• WRITTEN INSTRUCTION:
Transcribe the entries that follow, word for word.

►

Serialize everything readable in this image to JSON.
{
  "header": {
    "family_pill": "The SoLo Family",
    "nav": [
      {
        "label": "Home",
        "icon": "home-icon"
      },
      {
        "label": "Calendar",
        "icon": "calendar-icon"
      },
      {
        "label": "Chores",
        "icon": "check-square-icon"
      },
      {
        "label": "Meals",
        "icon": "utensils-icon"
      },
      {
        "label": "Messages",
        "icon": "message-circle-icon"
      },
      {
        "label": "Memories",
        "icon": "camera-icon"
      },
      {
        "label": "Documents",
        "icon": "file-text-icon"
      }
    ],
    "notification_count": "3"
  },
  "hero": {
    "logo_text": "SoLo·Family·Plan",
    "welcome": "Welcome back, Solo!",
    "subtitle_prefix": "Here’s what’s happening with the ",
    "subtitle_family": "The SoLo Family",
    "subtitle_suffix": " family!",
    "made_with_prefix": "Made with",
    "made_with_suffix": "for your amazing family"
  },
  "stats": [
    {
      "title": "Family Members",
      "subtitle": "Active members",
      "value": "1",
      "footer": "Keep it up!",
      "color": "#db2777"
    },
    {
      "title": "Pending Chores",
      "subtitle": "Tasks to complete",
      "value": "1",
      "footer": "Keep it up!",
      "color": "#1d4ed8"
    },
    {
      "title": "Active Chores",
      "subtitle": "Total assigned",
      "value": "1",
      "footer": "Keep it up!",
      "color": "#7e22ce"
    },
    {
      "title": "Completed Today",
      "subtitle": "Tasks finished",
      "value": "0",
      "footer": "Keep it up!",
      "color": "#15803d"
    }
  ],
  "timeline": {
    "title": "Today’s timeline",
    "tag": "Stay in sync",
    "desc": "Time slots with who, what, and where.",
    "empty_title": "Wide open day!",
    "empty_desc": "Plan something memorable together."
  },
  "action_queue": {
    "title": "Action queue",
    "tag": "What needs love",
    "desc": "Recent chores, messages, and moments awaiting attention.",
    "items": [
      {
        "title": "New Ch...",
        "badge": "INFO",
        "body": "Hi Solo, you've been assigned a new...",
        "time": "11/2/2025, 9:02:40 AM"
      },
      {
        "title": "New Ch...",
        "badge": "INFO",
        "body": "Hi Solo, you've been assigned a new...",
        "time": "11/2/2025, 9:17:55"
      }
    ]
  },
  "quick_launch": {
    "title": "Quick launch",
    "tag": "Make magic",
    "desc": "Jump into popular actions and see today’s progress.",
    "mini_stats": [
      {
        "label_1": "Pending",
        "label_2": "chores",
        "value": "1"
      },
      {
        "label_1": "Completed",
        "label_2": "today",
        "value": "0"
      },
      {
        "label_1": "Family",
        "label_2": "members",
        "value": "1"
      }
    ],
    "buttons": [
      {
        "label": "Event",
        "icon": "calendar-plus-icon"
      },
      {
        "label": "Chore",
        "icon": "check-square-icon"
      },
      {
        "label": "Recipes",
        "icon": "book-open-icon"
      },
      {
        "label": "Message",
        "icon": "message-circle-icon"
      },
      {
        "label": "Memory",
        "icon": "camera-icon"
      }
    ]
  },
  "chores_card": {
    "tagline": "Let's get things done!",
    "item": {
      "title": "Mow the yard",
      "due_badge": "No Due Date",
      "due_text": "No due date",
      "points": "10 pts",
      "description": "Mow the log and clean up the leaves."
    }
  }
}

◄

• THE REPLY:
Serialize everything readable in this image to JSON.
{
  "header": {
    "family_pill": "The SoLo Family",
    "nav": [
      {
        "label": "Home",
        "icon": "home-icon"
      },
      {
        "label": "Calendar",
        "icon": "calendar-icon"
      },
      {
        "label": "Chores",
        "icon": "check-square-icon"
      },
      {
        "label": "Meals",
        "icon": "utensils-icon"
      },
      {
        "label": "Messages",
        "icon": "message-circle-icon"
      },
      {
        "label": "Memories",
        "icon": "camera-icon"
      },
      {
        "label": "Documents",
        "icon": "file-text-icon"
      }
    ],
    "notification_count": "3"
  },
  "hero": {
    "logo_text": "SoLo·Family·Plan",
    "welcome": "Welcome back, Solo!",
    "subtitle_prefix": "Here’s what’s happening with the ",
    "subtitle_family": "The SoLo Family",
    "subtitle_suffix": " family!",
    "made_with_prefix": "Made with",
    "made_with_suffix": "for your amazing family"
  },
  "stats": [
    {
      "title": "Family Members",
      "subtitle": "Active members",
      "value": "1",
      "footer": "Keep it up!",
      "color": "#db2777"
    },
    {
      "title": "Pending Chores",
      "subtitle": "Tasks to complete",
      "value": "1",
      "footer": "Keep it up!",
      "color": "#1d4ed8"
    },
    {
      "title": "Active Chores",
      "subtitle": "Total assigned",
      "value": "1",
      "footer": "Keep it up!",
      "color": "#7e22ce"
    },
    {
      "title": "Completed Today",
      "subtitle": "Tasks finished",
      "value": "0",
      "footer": "Keep it up!",
      "color": "#15803d"
    }
  ],
  "timeline": {
    "title": "Today’s timeline",
    "tag": "Stay in sync",
    "desc": "Time slots with who, what, and where.",
    "empty_title": "Wide open day!",
    "empty_desc": "Plan something memorable together."
  },
  "action_queue": {
    "title": "Action queue",
    "tag": "What needs love",
    "desc": "Recent chores, messages, and moments awaiting attention.",
    "items": [
      {
        "title": "New Ch...",
        "badge": "INFO",
        "body": "Hi Solo, you've been assigned a new...",
        "time": "11/2/2025, 9:02:40 AM"
      },
      {
        "title": "New Ch...",
        "badge": "INFO",
        "body": "Hi Solo, you've been assigned a new...",
        "time": "11/2/2025, 9:17:55"
      }
    ]
  },
  "quick_launch": {
    "title": "Quick launch",
    "tag": "Make magic",
    "desc": "Jump into popular actions and see today’s progress.",
    "mini_stats": [
      {
        "label_1": "Pending",
        "label_2": "chores",
        "value": "1"
      },
      {
        "label_1": "Completed",
        "label_2": "today",
        "value": "0"
      },
      {
        "label_1": "Family",
        "label_2": "members",
        "value": "1"
      }
    ],
    "buttons": [
      {
        "label": "Event",
        "icon": "calendar-plus-icon"
      },
      {
        "label": "Chore",
        "icon": "check-square-icon"
      },
      {
        "label": "Recipes",
        "icon": "book-open-icon"
      },
      {
        "label": "Message",
        "icon": "message-circle-icon"
      },
      {
        "label": "Memory",
        "icon": "camera-icon"
      }
    ]
  },
  "chores_card": {
    "tagline": "Let's get things done!",
    "item": {
      "title": "Mow the yard",
      "due_badge": "No Due Date",
      "due_text": "No due date",
      "points": "10 pts",
      "description": "Mow the log and clean up the leaves."
    }
  }
}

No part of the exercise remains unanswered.